Please reproduce the entries word for word, starting at the line that contains "x-tick-label: 2013 — [693, 391, 704, 414]" and ending at the line that contains "y-tick-label: 1,000,000 —", with both of those lines included.

EXTRACTED ENTRIES:
## Begin
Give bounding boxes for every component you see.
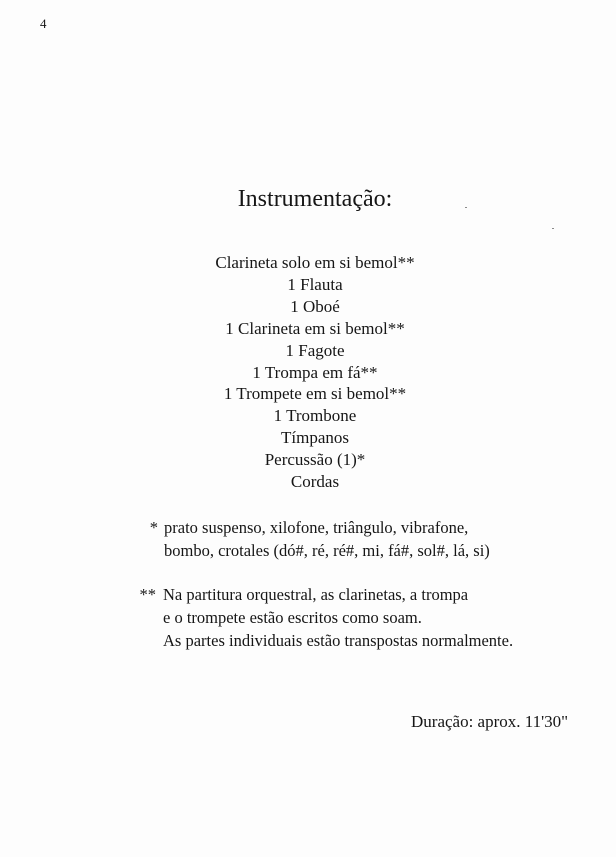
transposition-footnote [139, 583, 514, 652]
footnote-line: bombo, crotales (dó#, ré, ré#, mi, fá#, sol#, lá, si) [164, 541, 490, 560]
footnote-line: prato suspenso, xilofone, triângulo, vibrafone, [164, 518, 469, 537]
instrument-item: 1 Flauta [287, 274, 343, 294]
footnote-line: As partes individuais estão transpostas normalmente. [163, 631, 514, 650]
instrument-item: Cordas [290, 472, 340, 492]
instrument-item: 1 Fagote [285, 340, 345, 360]
instrument-item: Percussão (1)* [264, 450, 366, 470]
instrument-item: 1 Trombone [273, 406, 357, 426]
instrument-item: Clarineta solo em si bemol** [215, 253, 415, 272]
duration: Duração: aprox. 11'30" [411, 712, 569, 731]
footnote-marker: * [149, 518, 158, 537]
footnote-marker: ** [139, 585, 156, 604]
page-title: Instrumentação: [237, 186, 393, 212]
footnote-line: e o trompete estão escritos como soam. [163, 608, 422, 627]
instrument-item: 1 Clarineta em si bemol** [225, 318, 405, 338]
percussion-footnote [149, 516, 490, 562]
paper-speck [465, 207, 467, 208]
instrument-item: Tímpanos [281, 428, 349, 448]
instrument-item: 1 Oboé [290, 296, 340, 316]
instrument-item: 1 Trompete em si bemol** [223, 384, 407, 404]
page-number: 4 [40, 16, 47, 31]
footnote-line: Na partitura orquestral, as clarinetas, a trompa [163, 585, 469, 604]
instrument-item: 1 Trompa em fá** [252, 362, 378, 382]
instrument-list [0, 252, 616, 493]
paper-speck [552, 228, 554, 229]
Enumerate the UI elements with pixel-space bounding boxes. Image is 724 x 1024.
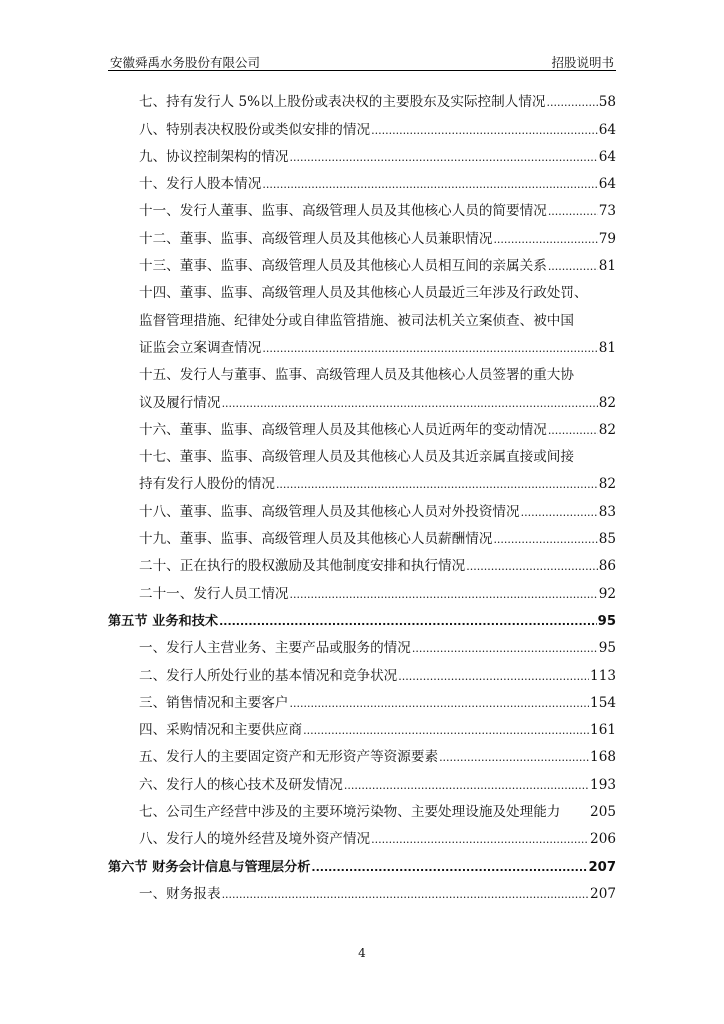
toc-entry[interactable] <box>108 521 616 548</box>
toc-dot-leader <box>548 422 598 439</box>
toc-entry[interactable] <box>108 821 616 848</box>
toc-entry[interactable] <box>108 84 616 111</box>
page-number: 4 <box>358 946 366 960</box>
toc-dot-leader <box>290 586 598 603</box>
toc-entry-title: 十九、董事、监事、高级管理人员及其他核心人员薪酬情况 <box>139 531 493 548</box>
toc-dot-leader <box>371 122 598 139</box>
toc-entry[interactable] <box>108 466 616 493</box>
toc-page-number: 207 <box>590 885 616 902</box>
toc-entry-title: 一、财务报表 <box>139 885 221 902</box>
toc-section-entry[interactable] <box>108 603 616 630</box>
table-of-contents <box>108 84 616 903</box>
toc-page-number: 79 <box>598 230 616 247</box>
toc-dot-leader <box>222 395 598 412</box>
toc-entry[interactable] <box>108 439 616 466</box>
toc-entry[interactable] <box>108 248 616 275</box>
toc-dot-leader <box>466 558 597 575</box>
toc-entry[interactable] <box>108 876 616 903</box>
toc-page-number: 95 <box>598 640 616 657</box>
toc-entry-title: 十二、董事、监事、高级管理人员及其他核心人员兼职情况 <box>139 230 493 247</box>
toc-entry-title: 十六、董事、监事、高级管理人员及其他核心人员近两年的变动情况 <box>139 421 547 438</box>
toc-page-number: 86 <box>598 558 616 575</box>
toc-entry-title: 五、发行人的主要固定资产和无形资产等资源要素 <box>139 749 439 766</box>
toc-entry-title: 二、发行人所处行业的基本情况和竞争状况 <box>139 667 398 684</box>
toc-page-number: 81 <box>598 339 616 356</box>
toc-entry[interactable] <box>108 275 616 302</box>
header-company-name: 安徽舜禹水务股份有限公司 <box>110 55 261 70</box>
toc-entry[interactable] <box>108 657 616 684</box>
toc-entry[interactable] <box>108 193 616 220</box>
toc-dot-leader <box>439 749 589 766</box>
toc-entry-title: 七、持有发行人 5%以上股份或表决权的主要股东及实际控制人情况 <box>139 94 546 111</box>
toc-entry-title: 第五节 业务和技术 <box>108 613 219 629</box>
toc-entry[interactable] <box>108 357 616 384</box>
toc-entry[interactable] <box>108 630 616 657</box>
toc-entry[interactable] <box>108 330 616 357</box>
header-divider <box>108 70 616 71</box>
toc-entry-title: 证监会立案调查情况 <box>139 339 262 356</box>
toc-dot-leader <box>276 476 598 493</box>
toc-entry-title: 第六节 财务会计信息与管理层分析 <box>108 859 311 875</box>
toc-dot-leader <box>493 231 597 248</box>
toc-page-number: 85 <box>598 531 616 548</box>
toc-page-number: 207 <box>588 859 616 875</box>
toc-dot-leader <box>548 203 598 220</box>
toc-dot-leader <box>262 340 597 357</box>
toc-entry[interactable] <box>108 220 616 247</box>
toc-entry-title: 十三、董事、监事、高级管理人员及其他核心人员相互间的亲属关系 <box>139 258 547 275</box>
header-document-type: 招股说明书 <box>551 55 614 70</box>
toc-entry-title: 十五、发行人与董事、监事、高级管理人员及其他核心人员签署的重大协 <box>139 367 574 384</box>
toc-entry-title: 十一、发行人董事、监事、高级管理人员及其他核心人员的简要情况 <box>139 203 547 220</box>
toc-page-number: 113 <box>590 667 616 684</box>
toc-entry[interactable] <box>108 139 616 166</box>
toc-entry[interactable] <box>108 384 616 411</box>
toc-entry-title: 议及履行情况 <box>139 394 221 411</box>
toc-page-number: 73 <box>598 203 616 220</box>
toc-entry[interactable] <box>108 794 616 821</box>
toc-page-number: 64 <box>598 148 616 165</box>
toc-dot-leader <box>521 504 598 521</box>
toc-page-number: 64 <box>598 176 616 193</box>
toc-entry[interactable] <box>108 685 616 712</box>
toc-page-number: 64 <box>598 121 616 138</box>
toc-entry-title: 四、采购情况和主要供应商 <box>139 722 303 739</box>
toc-page-number: 82 <box>598 421 616 438</box>
toc-entry[interactable] <box>108 712 616 739</box>
toc-entry[interactable] <box>108 166 616 193</box>
toc-entry-title: 一、发行人主营业务、主要产品或服务的情况 <box>139 640 411 657</box>
toc-entry[interactable] <box>108 739 616 766</box>
page-header <box>108 50 616 70</box>
toc-page-number: 168 <box>590 749 616 766</box>
toc-dot-leader <box>371 831 589 848</box>
toc-page-number: 92 <box>598 585 616 602</box>
toc-entry[interactable] <box>108 548 616 575</box>
toc-dot-leader <box>547 94 598 111</box>
toc-dot-leader <box>290 149 598 166</box>
toc-entry-title: 十八、董事、监事、高级管理人员及其他核心人员对外投资情况 <box>139 503 520 520</box>
toc-section-entry[interactable] <box>108 848 616 875</box>
toc-dot-leader <box>262 176 597 193</box>
toc-entry-title: 二十一、发行人员工情况 <box>139 585 289 602</box>
toc-dot-leader <box>222 886 589 903</box>
toc-entry-title: 十七、董事、监事、高级管理人员及其他核心人员及其近亲属直接或间接 <box>139 449 574 466</box>
toc-entry[interactable] <box>108 111 616 138</box>
toc-dot-leader <box>493 531 597 548</box>
toc-page-number: 161 <box>590 722 616 739</box>
toc-page-number: 206 <box>590 831 616 848</box>
toc-dot-leader <box>219 613 597 630</box>
toc-entry-title: 十四、董事、监事、高级管理人员及其他核心人员最近三年涉及行政处罚、 <box>139 285 588 302</box>
toc-entry-title: 持有发行人股份的情况 <box>139 476 275 493</box>
toc-dot-leader <box>311 859 587 876</box>
toc-page-number: 82 <box>598 394 616 411</box>
toc-entry[interactable] <box>108 766 616 793</box>
toc-dot-leader <box>398 668 589 685</box>
toc-dot-leader <box>290 695 590 712</box>
toc-entry-title: 八、特别表决权股份或类似安排的情况 <box>139 121 371 138</box>
toc-page-number: 81 <box>598 258 616 275</box>
toc-page-number: 83 <box>598 503 616 520</box>
toc-dot-leader <box>303 722 589 739</box>
toc-entry-title: 九、协议控制架构的情况 <box>139 148 289 165</box>
toc-entry-title: 二十、正在执行的股权激励及其他制度安排和执行情况 <box>139 558 466 575</box>
toc-page-number: 95 <box>597 613 616 629</box>
toc-entry-title: 三、销售情况和主要客户 <box>139 694 289 711</box>
toc-entry[interactable] <box>108 302 616 329</box>
toc-dot-leader <box>548 258 598 275</box>
toc-page-number: 82 <box>598 476 616 493</box>
toc-entry-title: 六、发行人的核心技术及研发情况 <box>139 776 343 793</box>
toc-entry-title: 十、发行人股本情况 <box>139 176 262 193</box>
toc-dot-leader <box>344 777 589 794</box>
toc-entry-title: 监督管理措施、纪律处分或自律监管措施、被司法机关立案侦查、被中国 <box>139 312 574 329</box>
toc-page-number: 193 <box>590 776 616 793</box>
toc-dot-leader <box>412 640 598 657</box>
toc-page-number: 58 <box>598 94 616 111</box>
toc-page-number: 154 <box>590 694 616 711</box>
toc-page-number: 205 <box>590 804 616 821</box>
toc-entry-title: 八、发行人的境外经营及境外资产情况 <box>139 831 371 848</box>
toc-entry[interactable] <box>108 412 616 439</box>
toc-entry[interactable] <box>108 493 616 520</box>
toc-entry-title: 七、公司生产经营中涉及的主要环境污染物、主要处理设施及处理能力 <box>139 804 561 821</box>
toc-entry[interactable] <box>108 575 616 602</box>
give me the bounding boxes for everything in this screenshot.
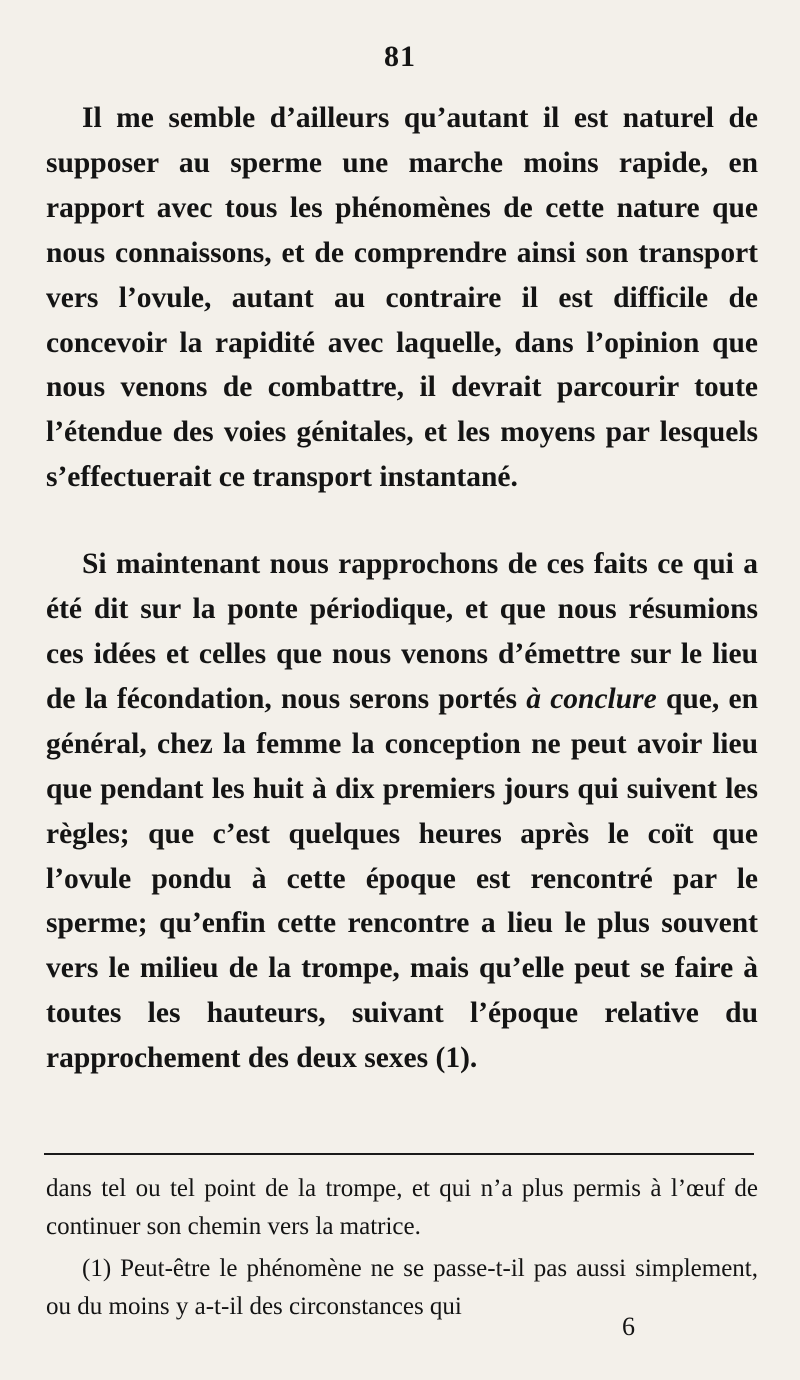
paragraph-2 (46, 542, 758, 1081)
continued-note: dans tel ou tel point de la trompe, et qui n’a plus permis à l’œuf de continuer son chemin vers la matrice. (46, 1175, 758, 1240)
main-text (46, 96, 758, 1081)
page-number: 81 (384, 40, 416, 73)
signature-mark: 6 (622, 1312, 635, 1341)
footnote-1: (1) Peut-être le phénomène ne se passe-t-il pas aussi simplement, ou du moins y a-t-il des circonstances qui (46, 1255, 758, 1320)
paragraph-2-end: que, en général, chez la femme la conception ne peut avoir lieu que pendant les huit à dix premiers jours qui suivent les règles; que c’est quelques heures après le coït que l’ovule pondu à cette époque est rencontré par le sperme; qu’enfin cette rencontre a lieu le plus souvent vers le milieu de la trompe, mais qu’elle peut se faire à toutes les hauteurs, suivant l’époque relative du rapprochement des deux sexes (1). (46, 682, 758, 1075)
paragraph-1: Il me semble d’ailleurs qu’autant il est naturel de supposer au sperme une marche moins rapide, en rapport avec tous les phénomènes de cette nature que nous connaissons, et de comprendre ainsi son transport vers l’ovule, autant au contraire il est difficile de concevoir la rapidité avec laquelle, dans l’opinion que nous venons de combattre, il devrait parcourir toute l’étendue des voies génitales, et les moyens par lesquels s’effectuerait ce transport instantané. (46, 102, 758, 494)
footnotes (46, 1170, 758, 1326)
paragraph-2-emphasis: à conclure (526, 682, 657, 715)
paragraph-2-start: Si maintenant nous rapprochons de ces faits ce qui a été dit sur la ponte périodique, et que nous résumions ces idées et celles que nous venons d’émettre sur le lieu de la fécondation, nous serons portés (46, 548, 758, 715)
footnote-separator (44, 1153, 754, 1155)
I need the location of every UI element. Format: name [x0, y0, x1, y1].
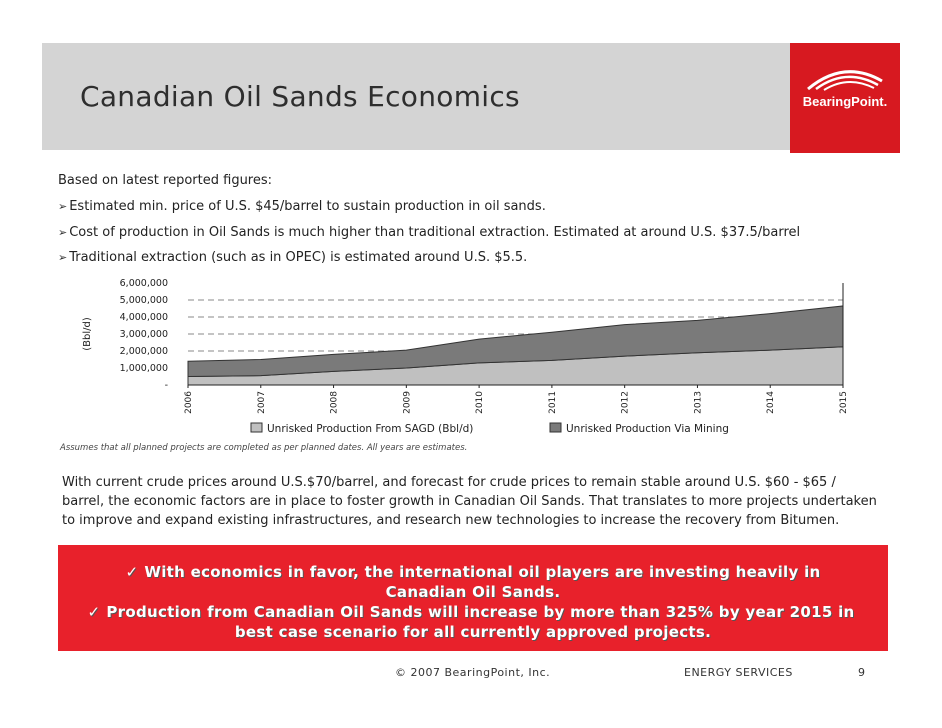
x-tick-label: 2013 — [693, 391, 704, 414]
x-tick-label: 2008 — [329, 391, 340, 414]
legend-label-2: Unrisked Production Via Mining — [566, 423, 729, 435]
y-tick-label: 4,000,000 — [119, 312, 168, 323]
y-tick-label: 5,000,000 — [119, 295, 168, 306]
y-tick-label: 1,000,000 — [119, 363, 168, 374]
bullet-2: ➢ Cost of production in Oil Sands is much higher than traditional extraction. Estimated at around U.S. $37.5/barrel — [58, 225, 801, 240]
arrow-bullet-icon: ➢ — [58, 200, 68, 213]
logo-text: BearingPoint. — [802, 94, 888, 109]
x-tick-label: 2012 — [620, 391, 631, 414]
bullet-3: ➢ Traditional extraction (such as in OPEC) is estimated around U.S. $5.5. — [58, 250, 528, 265]
production-chart — [55, 272, 855, 440]
check-icon: ✓ — [87, 603, 101, 621]
body-paragraph: With current crude prices around U.S.$70/barrel, and forecast for crude prices to remain stable around U.S. $60 - $65 / barrel, the economic factors are in place to foster growth in Canadian Oil Sands. That translates to more projects undertaken to improve and expand existing infrastructures, and research new technologies to increase the recovery from Bitumen. — [62, 475, 877, 528]
legend-swatch-2 — [550, 423, 561, 432]
check-icon: ✓ — [125, 563, 139, 581]
highlight-banner — [58, 545, 888, 651]
y-tick-label: 6,000,000 — [119, 278, 168, 289]
x-tick-label: 2007 — [256, 391, 267, 414]
footer-copyright: © 2007 BearingPoint, Inc. — [395, 666, 551, 679]
y-axis-label: (Bbl/d) — [82, 317, 93, 351]
bullet-1: ➢ Estimated min. price of U.S. $45/barrel to sustain production in oil sands. — [58, 199, 546, 214]
footer-page-number: 9 — [858, 666, 866, 679]
legend-swatch-1 — [251, 423, 262, 432]
arrow-bullet-icon: ➢ — [58, 251, 68, 264]
x-tick-label: 2006 — [184, 391, 194, 414]
x-tick-label: 2009 — [402, 391, 413, 414]
logo-arcs-icon — [804, 63, 886, 91]
chart-note: Assumes that all planned projects are completed as per planned dates. All years are estimates. — [60, 443, 468, 453]
banner-line-1: ✓ With economics in favor, the international oil players are investing heavily in — [125, 563, 821, 581]
logo — [790, 43, 900, 153]
x-tick-label: 2014 — [766, 391, 777, 414]
x-tick-label: 2010 — [475, 391, 486, 414]
page-title: Canadian Oil Sands Economics — [80, 80, 520, 113]
y-tick-label: 2,000,000 — [119, 346, 168, 357]
y-tick-label: 3,000,000 — [119, 329, 168, 340]
arrow-bullet-icon: ➢ — [58, 226, 68, 239]
legend-label-1: Unrisked Production From SAGD (Bbl/d) — [267, 423, 474, 435]
intro-text: Based on latest reported figures: — [58, 173, 273, 188]
x-tick-label: 2015 — [839, 391, 849, 414]
banner-line-2: Canadian Oil Sands. — [385, 583, 561, 601]
footer-section: ENERGY SERVICES — [684, 666, 793, 679]
banner-line-3: ✓ Production from Canadian Oil Sands will increase by more than 325% by year 2015 in — [87, 603, 855, 621]
banner-line-4: best case scenario for all currently approved projects. — [234, 623, 712, 641]
y-tick-label: - — [164, 380, 168, 391]
x-tick-label: 2011 — [547, 391, 558, 414]
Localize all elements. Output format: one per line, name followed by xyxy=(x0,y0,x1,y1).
## End
OUTPUT FOR THIS TASK:
x-tick-label: 2013 — [693, 391, 704, 414]
x-tick-label: 2008 — [329, 391, 340, 414]
legend-label-2: Unrisked Production Via Mining — [566, 423, 729, 435]
y-tick-label: 4,000,000 — [119, 312, 168, 323]
y-tick-label: 5,000,000 — [119, 295, 168, 306]
y-tick-label: 1,000,000 — [119, 363, 168, 374]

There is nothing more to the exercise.